- [Direction]
Output each entry exactly; skip nothing.

- [Data for processing]
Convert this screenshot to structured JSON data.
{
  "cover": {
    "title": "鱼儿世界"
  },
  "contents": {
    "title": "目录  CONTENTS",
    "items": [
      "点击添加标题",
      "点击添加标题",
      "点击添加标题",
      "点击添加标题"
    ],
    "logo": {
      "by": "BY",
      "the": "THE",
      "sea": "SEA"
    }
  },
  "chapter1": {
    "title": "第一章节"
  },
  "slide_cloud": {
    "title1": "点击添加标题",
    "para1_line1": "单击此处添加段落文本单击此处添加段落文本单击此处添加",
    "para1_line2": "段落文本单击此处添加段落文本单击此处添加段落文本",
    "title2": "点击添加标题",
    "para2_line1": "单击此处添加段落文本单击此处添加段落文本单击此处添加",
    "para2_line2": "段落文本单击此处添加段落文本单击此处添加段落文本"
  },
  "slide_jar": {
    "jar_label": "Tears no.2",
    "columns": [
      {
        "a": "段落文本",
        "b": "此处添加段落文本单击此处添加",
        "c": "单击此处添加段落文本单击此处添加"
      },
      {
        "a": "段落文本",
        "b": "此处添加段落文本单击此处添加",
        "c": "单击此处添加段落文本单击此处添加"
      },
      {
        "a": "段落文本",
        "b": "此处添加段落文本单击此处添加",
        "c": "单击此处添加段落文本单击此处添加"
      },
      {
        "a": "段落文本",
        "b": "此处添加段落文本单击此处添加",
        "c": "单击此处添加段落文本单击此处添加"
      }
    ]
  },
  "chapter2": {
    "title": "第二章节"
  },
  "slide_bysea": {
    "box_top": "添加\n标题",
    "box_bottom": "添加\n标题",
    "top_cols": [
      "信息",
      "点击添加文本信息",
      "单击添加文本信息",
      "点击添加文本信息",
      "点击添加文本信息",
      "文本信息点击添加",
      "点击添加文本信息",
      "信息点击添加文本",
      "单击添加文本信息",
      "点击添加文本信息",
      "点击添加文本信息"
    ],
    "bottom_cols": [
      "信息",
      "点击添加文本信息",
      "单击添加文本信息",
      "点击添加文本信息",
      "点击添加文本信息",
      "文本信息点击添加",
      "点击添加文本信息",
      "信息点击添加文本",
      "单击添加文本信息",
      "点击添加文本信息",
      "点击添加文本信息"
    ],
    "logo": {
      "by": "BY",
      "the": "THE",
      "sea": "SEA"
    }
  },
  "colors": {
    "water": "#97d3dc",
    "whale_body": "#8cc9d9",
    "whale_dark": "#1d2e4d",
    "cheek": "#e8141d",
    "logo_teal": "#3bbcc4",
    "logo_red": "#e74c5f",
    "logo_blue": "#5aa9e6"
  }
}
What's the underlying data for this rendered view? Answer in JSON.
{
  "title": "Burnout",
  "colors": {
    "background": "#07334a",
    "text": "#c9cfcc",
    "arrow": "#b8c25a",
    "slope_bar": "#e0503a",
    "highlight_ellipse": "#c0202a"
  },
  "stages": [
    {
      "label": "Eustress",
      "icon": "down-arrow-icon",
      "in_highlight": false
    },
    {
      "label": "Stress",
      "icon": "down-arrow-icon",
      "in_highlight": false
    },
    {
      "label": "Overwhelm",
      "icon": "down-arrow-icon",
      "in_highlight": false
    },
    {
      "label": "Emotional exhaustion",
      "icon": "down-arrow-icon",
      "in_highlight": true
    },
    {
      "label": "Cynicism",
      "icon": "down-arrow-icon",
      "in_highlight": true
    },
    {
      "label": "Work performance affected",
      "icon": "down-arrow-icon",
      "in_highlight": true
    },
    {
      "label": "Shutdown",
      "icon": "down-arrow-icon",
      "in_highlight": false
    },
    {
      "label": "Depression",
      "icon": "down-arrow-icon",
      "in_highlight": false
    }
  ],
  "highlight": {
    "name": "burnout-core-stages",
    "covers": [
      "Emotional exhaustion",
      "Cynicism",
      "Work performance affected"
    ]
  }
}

- [Result of the exercise]
Convert this screenshot to structured JSON data.
{
  "cover": {
    "title": "鱼儿世界"
  },
  "contents": {
    "title": "目录  CONTENTS",
    "items": [
      "点击添加标题",
      "点击添加标题",
      "点击添加标题",
      "点击添加标题"
    ],
    "logo": {
      "by": "BY",
      "the": "THE",
      "sea": "SEA"
    }
  },
  "chapter1": {
    "title": "第一章节"
  },
  "slide_cloud": {
    "title1": "点击添加标题",
    "para1_line1": "单击此处添加段落文本单击此处添加段落文本单击此处添加",
    "para1_line2": "段落文本单击此处添加段落文本单击此处添加段落文本",
    "title2": "点击添加标题",
    "para2_line1": "单击此处添加段落文本单击此处添加段落文本单击此处添加",
    "para2_line2": "段落文本单击此处添加段落文本单击此处添加段落文本"
  },
  "slide_jar": {
    "jar_label": "Tears no.2",
    "columns": [
      {
        "a": "段落文本",
        "b": "此处添加段落文本单击此处添加",
        "c": "单击此处添加段落文本单击此处添加"
      },
      {
        "a": "段落文本",
        "b": "此处添加段落文本单击此处添加",
        "c": "单击此处添加段落文本单击此处添加"
      },
      {
        "a": "段落文本",
        "b": "此处添加段落文本单击此处添加",
        "c": "单击此处添加段落文本单击此处添加"
      },
      {
        "a": "段落文本",
        "b": "此处添加段落文本单击此处添加",
        "c": "单击此处添加段落文本单击此处添加"
      }
    ]
  },
  "chapter2": {
    "title": "第二章节"
  },
  "slide_bysea": {
    "box_top": "添加\n标题",
    "box_bottom": "添加\n标题",
    "top_cols": [
      "信息",
      "点击添加文本信息",
      "单击添加文本信息",
      "点击添加文本信息",
      "点击添加文本信息",
      "文本信息点击添加",
      "点击添加文本信息",
      "信息点击添加文本",
      "单击添加文本信息",
      "点击添加文本信息",
      "点击添加文本信息"
    ],
    "bottom_cols": [
      "信息",
      "点击添加文本信息",
      "单击添加文本信息",
      "点击添加文本信息",
      "点击添加文本信息",
      "文本信息点击添加",
      "点击添加文本信息",
      "信息点击添加文本",
      "单击添加文本信息",
      "点击添加文本信息",
      "点击添加文本信息"
    ],
    "logo": {
      "by": "BY",
      "the": "THE",
      "sea": "SEA"
    }
  },
  "colors": {
    "water": "#97d3dc",
    "whale_body": "#8cc9d9",
    "whale_dark": "#1d2e4d",
    "cheek": "#e8141d",
    "logo_teal": "#3bbcc4",
    "logo_red": "#e74c5f",
    "logo_blue": "#5aa9e6"
  }
}
What's the underlying data for this rendered view? Answer in JSON.
{
  "title": "Burnout",
  "colors": {
    "background": "#07334a",
    "text": "#c9cfcc",
    "arrow": "#b8c25a",
    "slope_bar": "#e0503a",
    "highlight_ellipse": "#c0202a"
  },
  "stages": [
    {
      "label": "Eustress",
      "icon": "down-arrow-icon",
      "in_highlight": false
    },
    {
      "label": "Stress",
      "icon": "down-arrow-icon",
      "in_highlight": false
    },
    {
      "label": "Overwhelm",
      "icon": "down-arrow-icon",
      "in_highlight": false
    },
    {
      "label": "Emotional exhaustion",
      "icon": "down-arrow-icon",
      "in_highlight": true
    },
    {
      "label": "Cynicism",
      "icon": "down-arrow-icon",
      "in_highlight": true
    },
    {
      "label": "Work performance affected",
      "icon": "down-arrow-icon",
      "in_highlight": true
    },
    {
      "label": "Shutdown",
      "icon": "down-arrow-icon",
      "in_highlight": false
    },
    {
      "label": "Depression",
      "icon": "down-arrow-icon",
      "in_highlight": false
    }
  ],
  "highlight": {
    "name": "burnout-core-stages",
    "covers": [
      "Emotional exhaustion",
      "Cynicism",
      "Work performance affected"
    ]
  }
}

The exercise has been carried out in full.